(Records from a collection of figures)
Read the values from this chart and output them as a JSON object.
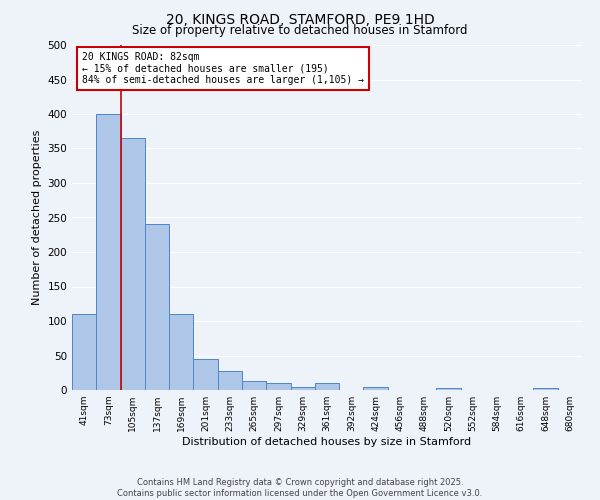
{
  "title": "20, KINGS ROAD, STAMFORD, PE9 1HD",
  "subtitle": "Size of property relative to detached houses in Stamford",
  "xlabel": "Distribution of detached houses by size in Stamford",
  "ylabel": "Number of detached properties",
  "categories": [
    "41sqm",
    "73sqm",
    "105sqm",
    "137sqm",
    "169sqm",
    "201sqm",
    "233sqm",
    "265sqm",
    "297sqm",
    "329sqm",
    "361sqm",
    "392sqm",
    "424sqm",
    "456sqm",
    "488sqm",
    "520sqm",
    "552sqm",
    "584sqm",
    "616sqm",
    "648sqm",
    "680sqm"
  ],
  "values": [
    110,
    400,
    365,
    240,
    110,
    45,
    28,
    13,
    10,
    4,
    10,
    0,
    4,
    0,
    0,
    3,
    0,
    0,
    0,
    3,
    0
  ],
  "bar_color": "#aec6e8",
  "bar_edge_color": "#4f86c6",
  "vline_x_index": 1,
  "vline_color": "#cc0000",
  "annotation_box_text": "20 KINGS ROAD: 82sqm\n← 15% of detached houses are smaller (195)\n84% of semi-detached houses are larger (1,105) →",
  "annotation_box_color": "#cc0000",
  "background_color": "#eef2f9",
  "grid_color": "#ffffff",
  "footer": "Contains HM Land Registry data © Crown copyright and database right 2025.\nContains public sector information licensed under the Open Government Licence v3.0.",
  "ylim": [
    0,
    500
  ],
  "yticks": [
    0,
    50,
    100,
    150,
    200,
    250,
    300,
    350,
    400,
    450,
    500
  ]
}
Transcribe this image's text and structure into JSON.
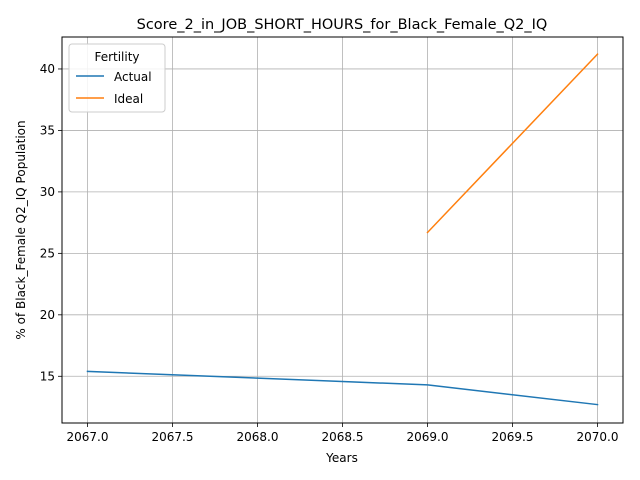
{
  "chart_data": {
    "type": "line",
    "title": "Score_2_in_JOB_SHORT_HOURS_for_Black_Female_Q2_IQ",
    "xlabel": "Years",
    "ylabel": "% of Black_Female Q2_IQ Population",
    "xlim": [
      2066.85,
      2070.15
    ],
    "ylim": [
      11.2,
      42.6
    ],
    "xticks": [
      "2067.0",
      "2067.5",
      "2068.0",
      "2068.5",
      "2069.0",
      "2069.5",
      "2070.0"
    ],
    "yticks": [
      "15",
      "20",
      "25",
      "30",
      "35",
      "40"
    ],
    "grid": true,
    "legend": {
      "title": "Fertility",
      "placement": "top-left"
    },
    "series": [
      {
        "name": "Actual",
        "color": "#1f77b4",
        "x": [
          2067,
          2068,
          2069,
          2070
        ],
        "y": [
          15.4,
          14.85,
          14.3,
          12.7
        ]
      },
      {
        "name": "Ideal",
        "color": "#ff7f0e",
        "x": [
          2069,
          2070
        ],
        "y": [
          26.7,
          41.2
        ]
      }
    ]
  }
}
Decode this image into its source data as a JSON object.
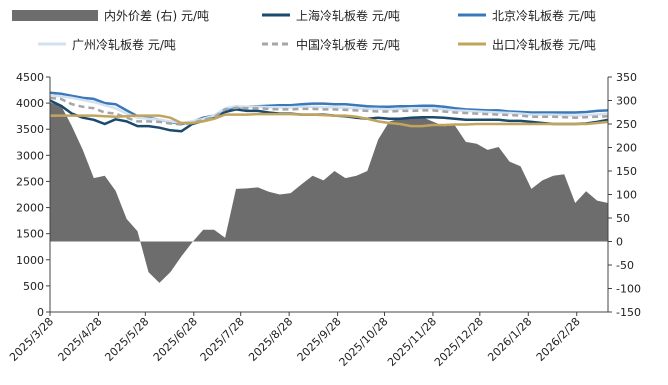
{
  "chart_data": {
    "type": "line",
    "title": "",
    "xlabel": "",
    "ylabel": "",
    "y2label": "",
    "ylim": [
      0,
      4500
    ],
    "y2lim": [
      -150,
      350
    ],
    "yticks": [
      0,
      500,
      1000,
      1500,
      2000,
      2500,
      3000,
      3500,
      4000,
      4500
    ],
    "y2ticks": [
      -150,
      -100,
      -50,
      0,
      50,
      100,
      150,
      200,
      250,
      300,
      350
    ],
    "xticks": [
      "2025/3/28",
      "2025/4/28",
      "2025/5/28",
      "2025/6/28",
      "2025/7/28",
      "2025/8/28",
      "2025/9/28",
      "2025/10/28",
      "2025/11/28",
      "2025/12/28",
      "2026/1/28",
      "2026/2/28"
    ],
    "x": [
      "2025/3/28",
      "2025/4/4",
      "2025/4/11",
      "2025/4/18",
      "2025/4/25",
      "2025/5/2",
      "2025/5/9",
      "2025/5/16",
      "2025/5/23",
      "2025/5/30",
      "2025/6/6",
      "2025/6/13",
      "2025/6/20",
      "2025/6/27",
      "2025/7/4",
      "2025/7/11",
      "2025/7/18",
      "2025/7/25",
      "2025/8/1",
      "2025/8/8",
      "2025/8/15",
      "2025/8/22",
      "2025/8/29",
      "2025/9/5",
      "2025/9/12",
      "2025/9/19",
      "2025/9/26",
      "2025/10/3",
      "2025/10/10",
      "2025/10/17",
      "2025/10/24",
      "2025/10/31",
      "2025/11/7",
      "2025/11/14",
      "2025/11/21",
      "2025/11/28",
      "2025/12/5",
      "2025/12/12",
      "2025/12/19",
      "2025/12/26",
      "2026/1/2",
      "2026/1/9",
      "2026/1/16",
      "2026/1/23",
      "2026/1/30",
      "2026/2/6",
      "2026/2/13",
      "2026/2/20",
      "2026/2/27",
      "2026/3/6",
      "2026/3/13",
      "2026/3/20"
    ],
    "legend_placement": "top",
    "series": [
      {
        "name": "内外价差 (右) 元/吨",
        "type": "area",
        "axis": "right",
        "color": "#6d6d6d",
        "values": [
          295,
          290,
          245,
          195,
          135,
          140,
          108,
          48,
          22,
          -65,
          -88,
          -65,
          -32,
          -2,
          25,
          25,
          8,
          112,
          113,
          115,
          106,
          100,
          103,
          122,
          140,
          130,
          150,
          135,
          140,
          150,
          217,
          255,
          262,
          265,
          265,
          255,
          245,
          247,
          212,
          208,
          195,
          201,
          170,
          160,
          112,
          130,
          140,
          143,
          82,
          107,
          87,
          82
        ]
      },
      {
        "name": "上海冷轧板卷 元/吨",
        "type": "line",
        "axis": "left",
        "color": "#1a4a6e",
        "dash": "",
        "values": [
          4050,
          3950,
          3800,
          3720,
          3680,
          3600,
          3690,
          3650,
          3560,
          3560,
          3530,
          3480,
          3460,
          3600,
          3660,
          3720,
          3830,
          3880,
          3850,
          3850,
          3820,
          3800,
          3800,
          3780,
          3780,
          3780,
          3760,
          3750,
          3720,
          3700,
          3720,
          3700,
          3700,
          3720,
          3730,
          3730,
          3720,
          3700,
          3680,
          3680,
          3680,
          3680,
          3660,
          3660,
          3640,
          3620,
          3600,
          3600,
          3600,
          3610,
          3640,
          3680
        ]
      },
      {
        "name": "北京冷轧板卷 元/吨",
        "type": "line",
        "axis": "left",
        "color": "#3a78b8",
        "dash": "",
        "values": [
          4200,
          4180,
          4140,
          4100,
          4080,
          4000,
          3980,
          3860,
          3750,
          3720,
          3680,
          3640,
          3600,
          3640,
          3720,
          3760,
          3880,
          3920,
          3930,
          3940,
          3950,
          3960,
          3960,
          3980,
          3990,
          3990,
          3980,
          3980,
          3960,
          3940,
          3930,
          3930,
          3940,
          3940,
          3950,
          3950,
          3930,
          3900,
          3880,
          3870,
          3860,
          3860,
          3840,
          3830,
          3820,
          3820,
          3820,
          3820,
          3820,
          3830,
          3850,
          3860
        ]
      },
      {
        "name": "广州冷轧板卷 元/吨",
        "type": "line",
        "axis": "left",
        "color": "#d2e2f2",
        "dash": "",
        "values": [
          4150,
          4130,
          4100,
          4060,
          4020,
          3960,
          3900,
          3800,
          3720,
          3700,
          3680,
          3650,
          3620,
          3650,
          3700,
          3760,
          3900,
          3940,
          3930,
          3930,
          3920,
          3920,
          3920,
          3930,
          3930,
          3920,
          3920,
          3910,
          3900,
          3890,
          3890,
          3880,
          3890,
          3900,
          3900,
          3900,
          3880,
          3860,
          3850,
          3840,
          3830,
          3820,
          3810,
          3800,
          3780,
          3780,
          3780,
          3770,
          3760,
          3770,
          3780,
          3800
        ]
      },
      {
        "name": "中国冷轧板卷 元/吨",
        "type": "line",
        "axis": "left",
        "color": "#a6a6a6",
        "dash": "6,4",
        "values": [
          4100,
          4080,
          3980,
          3930,
          3900,
          3820,
          3800,
          3720,
          3650,
          3650,
          3640,
          3610,
          3590,
          3620,
          3680,
          3730,
          3880,
          3910,
          3900,
          3900,
          3890,
          3880,
          3880,
          3890,
          3890,
          3880,
          3880,
          3870,
          3860,
          3850,
          3840,
          3840,
          3850,
          3850,
          3860,
          3860,
          3840,
          3820,
          3810,
          3800,
          3790,
          3780,
          3770,
          3760,
          3740,
          3740,
          3740,
          3730,
          3720,
          3730,
          3740,
          3750
        ]
      },
      {
        "name": "出口冷轧板卷 元/吨",
        "type": "line",
        "axis": "left",
        "color": "#c2a55d",
        "dash": "",
        "values": [
          3760,
          3760,
          3760,
          3760,
          3760,
          3750,
          3740,
          3750,
          3760,
          3760,
          3760,
          3720,
          3620,
          3620,
          3650,
          3700,
          3780,
          3780,
          3780,
          3790,
          3790,
          3790,
          3790,
          3780,
          3780,
          3770,
          3760,
          3760,
          3740,
          3700,
          3650,
          3620,
          3600,
          3560,
          3560,
          3580,
          3580,
          3590,
          3590,
          3600,
          3600,
          3600,
          3600,
          3600,
          3600,
          3600,
          3600,
          3600,
          3600,
          3600,
          3620,
          3640
        ]
      }
    ]
  }
}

> _Instruction_: Report only the number of lines that hold the string "ROAD" in this listing.

> _Finished exercise_: 2